EXERCISE: Please update the entries beginning at the line that has "paragraph: Poco dopo" and stopping after the line that has "body-text (68, 148, 440, 556)": give those lines again with "Biblioteca Vaticana" changed to "Vatican Library" and everything else left the same.
·····
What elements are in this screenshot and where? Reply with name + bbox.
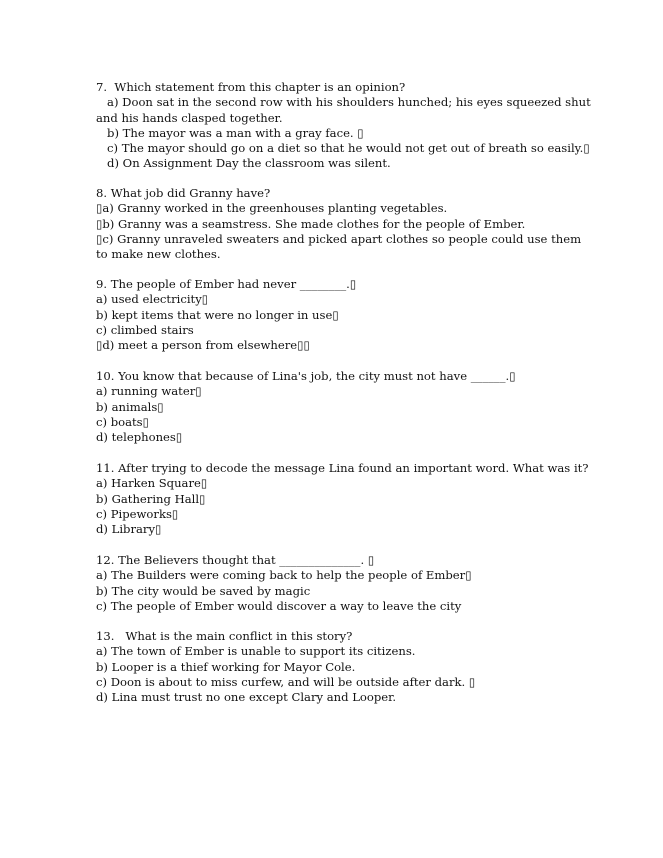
question-10-option-d: d) telephones▯ — [96, 430, 183, 445]
question-9-option-b: b) kept items that were no longer in use▯ — [96, 307, 339, 322]
question-7-option-a: a) Doon sat in the second row with his shoulders hunched; his eyes squeezed shut — [96, 95, 591, 110]
question-9-option-c: c) climbed stairs — [96, 322, 194, 337]
question-11-option-c: c) Pipeworks▯ — [96, 506, 179, 521]
question-12-option-b: b) The city would be saved by magic — [96, 583, 311, 598]
question-7-option-b: b) The mayor was a man with a gray face. ▯ — [96, 125, 364, 140]
question-8-prompt: 8. What job did Granny have? — [96, 186, 271, 200]
question-10-prompt: 10. You know that because of Lina's job, the city must not have ______.▯ — [96, 369, 516, 383]
question-10 — [96, 369, 576, 445]
question-11-prompt: 11. After trying to decode the message Lina found an important word. What was it? — [96, 461, 589, 475]
question-10-option-c: c) boats▯ — [96, 414, 150, 429]
question-7-option-a-cont: and his hands clasped together. — [96, 110, 283, 125]
question-12-prompt: 12. The Believers thought that ______________. ▯ — [96, 553, 375, 567]
question-9 — [96, 277, 576, 353]
question-13-prompt: 13. What is the main conflict in this story? — [96, 629, 353, 643]
question-11-option-b: b) Gathering Hall▯ — [96, 491, 206, 506]
question-9-option-a: a) used electricity▯ — [96, 292, 209, 307]
question-13 — [96, 629, 576, 705]
question-9-option-d: ▯d) meet a person from elsewhere▯▯ — [96, 338, 310, 353]
question-7 — [96, 80, 591, 172]
question-8 — [96, 186, 582, 262]
question-9-prompt: 9. The people of Ember had never ________.▯ — [96, 277, 357, 291]
question-11-option-a: a) Harken Square▯ — [96, 476, 208, 491]
question-8-option-a: ▯a) Granny worked in the greenhouses planting vegetables. — [96, 201, 448, 216]
question-7-option-c: c) The mayor should go on a diet so that he would not get out of breath so easily.▯ — [96, 141, 590, 156]
question-11-option-d: d) Library▯ — [96, 522, 162, 537]
question-13-option-c: c) Doon is about to miss curfew, and will be outside after dark. ▯ — [96, 674, 476, 689]
question-13-option-d: d) Lina must trust no one except Clary and Looper. — [96, 690, 397, 705]
question-12-option-c: c) The people of Ember would discover a way to leave the city — [96, 598, 462, 613]
question-8-option-b: ▯b) Granny was a seamstress. She made clothes for the people of Ember. — [96, 216, 526, 231]
question-10-option-a: a) running water▯ — [96, 384, 202, 399]
question-12-option-a: a) The Builders were coming back to help the people of Ember▯ — [96, 568, 472, 583]
question-12 — [96, 553, 576, 614]
question-13-option-a: a) The town of Ember is unable to support its citizens. — [96, 644, 416, 659]
question-13-option-b: b) Looper is a thief working for Mayor Cole. — [96, 659, 356, 674]
question-7-prompt: 7. Which statement from this chapter is an opinion? — [96, 80, 406, 94]
question-10-option-b: b) animals▯ — [96, 399, 164, 414]
question-8-option-c-cont: to make new clothes. — [96, 247, 221, 262]
question-7-option-d: d) On Assignment Day the classroom was silent. — [96, 156, 391, 171]
question-11 — [96, 461, 589, 537]
question-8-option-c: ▯c) Granny unraveled sweaters and picked apart clothes so people could use them — [96, 231, 582, 246]
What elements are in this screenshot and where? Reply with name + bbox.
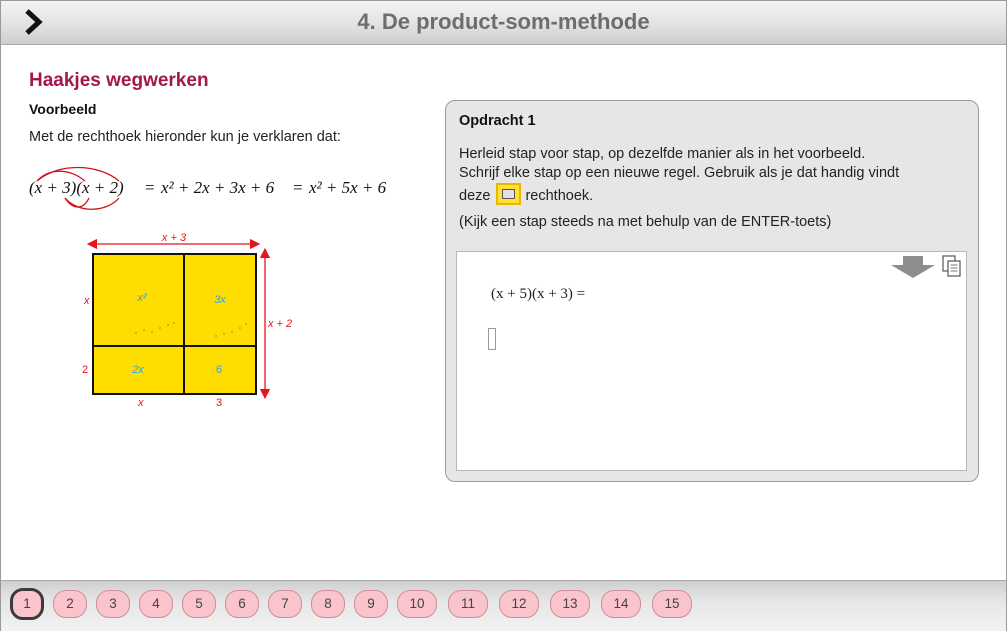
left-label-x: x	[84, 295, 90, 307]
formula-left: (x + 3)(x + 2)	[29, 178, 124, 197]
page-button-12[interactable]: 12	[499, 590, 539, 618]
page-button-11[interactable]: 11	[448, 590, 488, 618]
cell-bottom-right: 6	[215, 364, 223, 376]
bottom-label-x: x	[138, 397, 144, 409]
cell-top-left: x²	[137, 292, 147, 304]
instruction-rechthoek: rechthoek.	[525, 187, 594, 204]
page-button-4[interactable]: 4	[139, 590, 173, 618]
page-button-7[interactable]: 7	[268, 590, 302, 618]
instruction-deze: deze	[459, 187, 491, 204]
assignment-title: Opdracht 1	[459, 113, 536, 129]
page-button-15[interactable]: 15	[652, 590, 692, 618]
cell-bottom-left: 2x	[132, 364, 144, 376]
example-subheading: Voorbeeld	[29, 101, 97, 117]
page-button-8[interactable]: 8	[311, 590, 345, 618]
instruction-line-2: Schrijf elke stap op een nieuwe regel. Gebruik als je dat handig vindt	[459, 165, 900, 181]
right-label: x + 2	[268, 318, 293, 330]
page-button-6[interactable]: 6	[225, 590, 259, 618]
page-button-13[interactable]: 13	[550, 590, 590, 618]
page-button-2[interactable]: 2	[53, 590, 87, 618]
header-bar	[1, 1, 1006, 45]
page-button-1[interactable]: 1	[10, 588, 44, 620]
down-arrow-icon[interactable]	[890, 255, 936, 279]
rectangle-icon	[502, 189, 515, 199]
assignment-panel	[445, 100, 979, 482]
input-cursor-box[interactable]	[488, 328, 496, 350]
page-title: 4. De product-som-methode	[357, 9, 650, 34]
section-heading: Haakjes wegwerken	[29, 70, 209, 91]
page-button-5[interactable]: 5	[182, 590, 216, 618]
copy-icon[interactable]	[940, 254, 964, 278]
page-button-14[interactable]: 14	[601, 590, 641, 618]
formula-equals-2: =	[293, 178, 303, 197]
intro-text: Met de rechthoek hieronder kun je verklaren dat:	[29, 129, 341, 145]
instruction-line-1: Herleid stap voor stap, op dezelfde manier als in het voorbeeld.	[459, 146, 866, 162]
page-button-10[interactable]: 10	[397, 590, 437, 618]
left-label-2: 2	[82, 364, 89, 376]
enter-hint: (Kijk een stap steeds na met behulp van de ENTER-toets)	[459, 214, 832, 230]
pagination-bar	[1, 580, 1006, 631]
formula-step2: x² + 5x + 6	[309, 178, 387, 197]
answer-editor[interactable]	[456, 251, 967, 471]
area-rectangle	[93, 254, 256, 394]
given-expression: (x + 5)(x + 3) =	[491, 286, 586, 302]
page-button-3[interactable]: 3	[96, 590, 130, 618]
rectangle-tool-button[interactable]	[496, 183, 521, 205]
page-button-9[interactable]: 9	[354, 590, 388, 618]
bottom-label-3: 3	[216, 397, 223, 409]
instruction-line-3	[459, 185, 593, 207]
formula-step1: x² + 2x + 3x + 6	[161, 178, 275, 197]
area-rectangle-diagram	[78, 228, 308, 418]
top-label: x + 3	[161, 232, 187, 244]
cell-top-right: 3x	[214, 294, 226, 306]
formula-equals-1: =	[145, 178, 155, 197]
example-formula	[29, 166, 389, 214]
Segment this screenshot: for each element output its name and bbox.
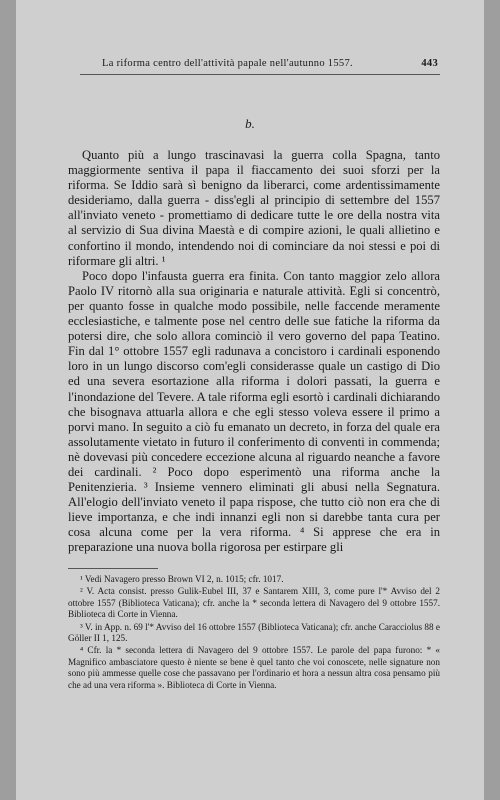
paragraph: Poco dopo l'infausta guerra era finita. Con tanto maggior zelo allora Paolo IV ritornò alla sua originaria e naturale attività. Egli si concentrò, per quanto fosse in qualche modo possibile, nelle faccende meramente ecclesiastiche, e talmente pose nel centro delle sue fatiche la riforma da potersi dire, che solo allora cominciò il vero governo del papa Teatino. Fin dal 1° ottobre 1557 egli radunava a concistoro i cardinali esponendo loro in un lungo discorso com'egli considerasse quale un castigo di Dio ed una severa esortazione alla riforma i dolori passati, la guerra e l'inondazione del Tevere. A tale riforma egli esortò i cardinali dichiarando che bisognava attuarla allora e che egli stesso voleva essere il primo a porvi mano. In seguito a ciò fu emanato un decreto, in forza del quale era assolutamente vietato in futuro il conferimento di conventi in commenda; nè dovevasi più concedere eccezione alcuna al riguardo neanche a favore dei cardinali. ² Poco dopo esperimentò una riforma anche la Penitenzieria. ³ Insieme vennero eliminati gli abusi nella Segnatura. All'elogio dell'inviato veneto il papa rispose, che tutto ciò non era che di lieve importanza, e che indi innanzi egli non si darebbe tanta cura per cosa alcuna come per la vera riforma. ⁴ Si apprese che era in preparazione una nuova bolla rigorosa per estirpare gli (68, 268, 440, 555)
book-page (16, 0, 484, 800)
footnote: ³ V. in App. n. 69 l'* Avviso del 16 ottobre 1557 (Biblioteca Vaticana); cfr. anche Caracciolus 88 e Göller II 1, 125. (68, 621, 440, 644)
header-rule (80, 74, 440, 75)
body-text (68, 148, 440, 556)
paragraph: Quanto più a lungo trascinavasi la guerra colla Spagna, tanto maggiormente sentiva il papa il fiaccamento dei suoi sforzi per la riforma. Se Iddio sarà sì benigno da liberarci, come ardentissimamente desideriamo, dalla guerra - diss'egli al principio di settembre del 1557 all'inviato veneto - promettiamo di dedicare tutte le ore della nostra vita al servizio di Sua divina Maestà e di compire azioni, le quali allietino e confortino il mondo, intendendo noi di cominciare da noi stessi e poi di riformare gli altri. ¹ (68, 148, 440, 268)
running-header (102, 58, 438, 69)
footnote: ⁴ Cfr. la * seconda lettera di Navagero del 9 ottobre 1557. Le parole del papa furono: * « Magnifico ambasciatore questo è niente se bene è quel tanto che voi conoscete, nelle signature non sono più ammesse quelle cose che passavano per l'ordinario et hora a nessun altra cosa pensamo più che ad una vera riforma ». Biblioteca di Corte in Vienna. (68, 645, 440, 690)
footnotes (68, 574, 440, 692)
footnote: ² V. Acta consist. presso Gulik-Eubel III, 37 e Santarem XIII, 3, come pure l'* Avviso del 2 ottobre 1557 (Biblioteca Vaticana); cfr. anche la * seconda lettera di Navagero del 9 ottobre 1557. Biblioteca di Corte in Vienna. (68, 586, 440, 620)
section-heading: b. (245, 116, 255, 131)
footnote: ¹ Vedi Navagero presso Brown VI 2, n. 1015; cfr. 1017. (80, 574, 284, 584)
running-title: La riforma centro dell'attività papale nell'autunno 1557. (102, 58, 353, 69)
page-number: 443 (421, 58, 438, 69)
footnote-rule (68, 568, 158, 569)
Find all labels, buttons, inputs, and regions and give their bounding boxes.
·····
RESULT OF THIS TASK:
paragraph: Poco dopo l'infausta guerra era finita. Con tanto maggior zelo allora Paolo IV ritornò alla sua originaria e naturale attività. Egli si concentrò, per quanto fosse in qualche modo possibile, nelle faccende meramente ecclesiastiche, e talmente pose nel centro delle sue fatiche la riforma da potersi dire, che solo allora cominciò il vero governo del papa Teatino. Fin dal 1° ottobre 1557 egli radunava a concistoro i cardinali esponendo loro in un lungo discorso com'egli considerasse quale un castigo di Dio ed una severa esortazione alla riforma i dolori passati, la guerra e l'inondazione del Tevere. A tale riforma egli esortò i cardinali dichiarando che bisognava attuarla allora e che egli stesso voleva essere il primo a porvi mano. In seguito a ciò fu emanato un decreto, in forza del quale era assolutamente vietato in futuro il conferimento di conventi in commenda; nè dovevasi più concedere eccezione alcuna al riguardo neanche a favore dei cardinali. ² Poco dopo esperimentò una riforma anche la Penitenzieria. ³ Insieme vennero eliminati gli abusi nella Segnatura. All'elogio dell'inviato veneto il papa rispose, che tutto ciò non era che di lieve importanza, e che indi innanzi egli non si darebbe tanta cura per cosa alcuna come per la vera riforma. ⁴ Si apprese che era in preparazione una nuova bolla rigorosa per estirpare gli (68, 268, 440, 555)
book-page (16, 0, 484, 800)
footnote: ³ V. in App. n. 69 l'* Avviso del 16 ottobre 1557 (Vatican Library); cfr. anche Caracciolus 88 e Göller II 1, 125. (68, 621, 440, 644)
header-rule (80, 74, 440, 75)
body-text (68, 148, 440, 556)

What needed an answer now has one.